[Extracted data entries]
↓

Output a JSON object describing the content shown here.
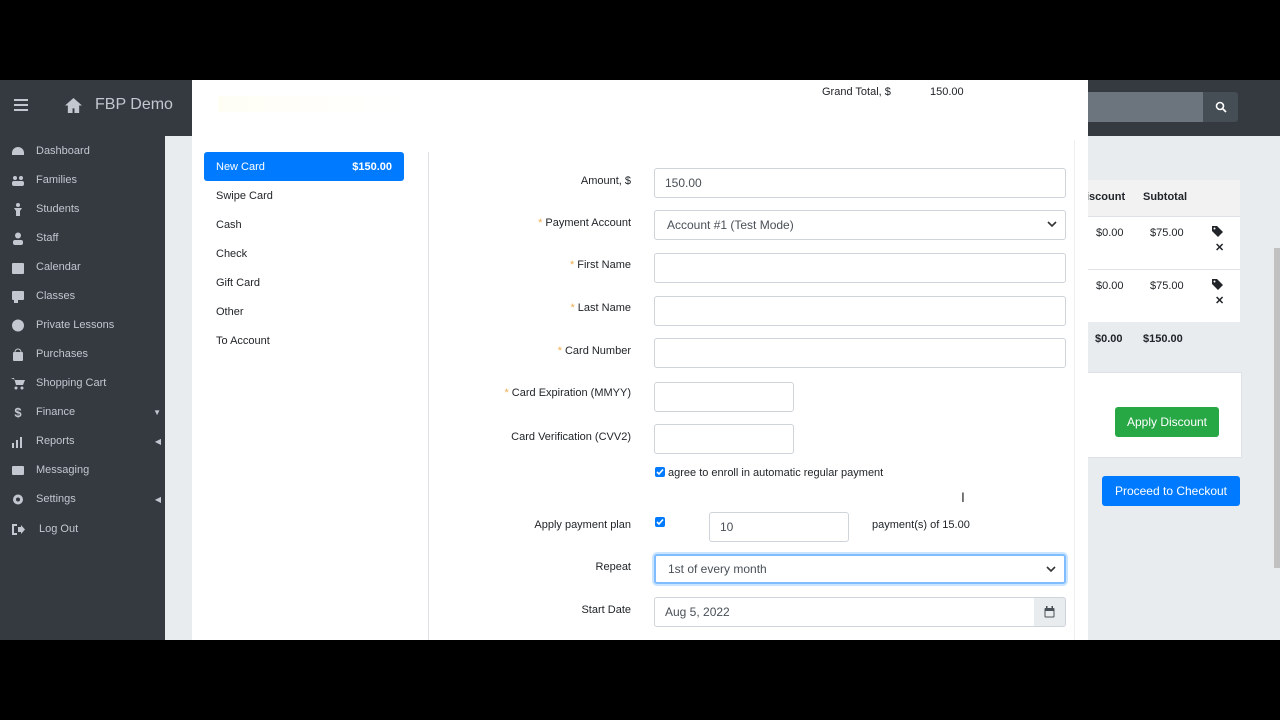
{
  "app": {
    "title": "FBP Demo"
  },
  "sidebar": {
    "items": [
      {
        "label": "Dashboard",
        "icon": "dashboard-icon"
      },
      {
        "label": "Families",
        "icon": "users-icon"
      },
      {
        "label": "Students",
        "icon": "student-icon"
      },
      {
        "label": "Staff",
        "icon": "user-icon"
      },
      {
        "label": "Calendar",
        "icon": "calendar-icon"
      },
      {
        "label": "Classes",
        "icon": "chalkboard-icon"
      },
      {
        "label": "Private Lessons",
        "icon": "user-circle-icon"
      },
      {
        "label": "Purchases",
        "icon": "shopping-bag-icon"
      },
      {
        "label": "Shopping Cart",
        "icon": "cart-icon"
      },
      {
        "label": "Finance",
        "icon": "dollar-icon"
      },
      {
        "label": "Reports",
        "icon": "chart-icon"
      },
      {
        "label": "Messaging",
        "icon": "envelope-icon"
      },
      {
        "label": "Settings",
        "icon": "gear-icon"
      },
      {
        "label": "Log Out",
        "icon": "logout-icon"
      }
    ]
  },
  "background": {
    "headers": {
      "discount": "iscount",
      "subtotal": "Subtotal"
    },
    "rows": [
      {
        "discount": "$0.00",
        "subtotal": "$75.00"
      },
      {
        "discount": "$0.00",
        "subtotal": "$75.00"
      }
    ],
    "totals": {
      "discount": "$0.00",
      "subtotal": "$150.00"
    },
    "apply_discount_label": "Apply Discount",
    "checkout_label": "Proceed to Checkout"
  },
  "modal": {
    "grand_total_label": "Grand Total, $",
    "grand_total_value": "150.00",
    "payment_methods": [
      {
        "label": "New Card",
        "amount": "$150.00",
        "active": true
      },
      {
        "label": "Swipe Card",
        "amount": ""
      },
      {
        "label": "Cash",
        "amount": ""
      },
      {
        "label": "Check",
        "amount": ""
      },
      {
        "label": "Gift Card",
        "amount": ""
      },
      {
        "label": "Other",
        "amount": ""
      },
      {
        "label": "To Account",
        "amount": ""
      }
    ],
    "form": {
      "amount_label": "Amount, $",
      "amount_value": "150.00",
      "payment_account_label": "Payment Account",
      "payment_account_value": "Account #1 (Test Mode)",
      "first_name_label": "First Name",
      "last_name_label": "Last Name",
      "card_number_label": "Card Number",
      "card_expiration_label": "Card Expiration (MMYY)",
      "card_cvv_label": "Card Verification (CVV2)",
      "auto_enroll_label": "agree to enroll in automatic regular payment",
      "payment_plan_label": "Apply payment plan",
      "payment_plan_count": "10",
      "payment_plan_suffix": "payment(s) of 15.00",
      "repeat_label": "Repeat",
      "repeat_value": "1st of every month",
      "start_date_label": "Start Date",
      "start_date_value": "Aug 5, 2022"
    }
  }
}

↑

▶ **Task instructions**
All lines holding the word "Account" should be picked out and copied.

▶ **Final result**
        "label": "To Account",
      "payment_account_label": "Payment Account",
      "payment_account_value": "Account #1 (Test Mode)",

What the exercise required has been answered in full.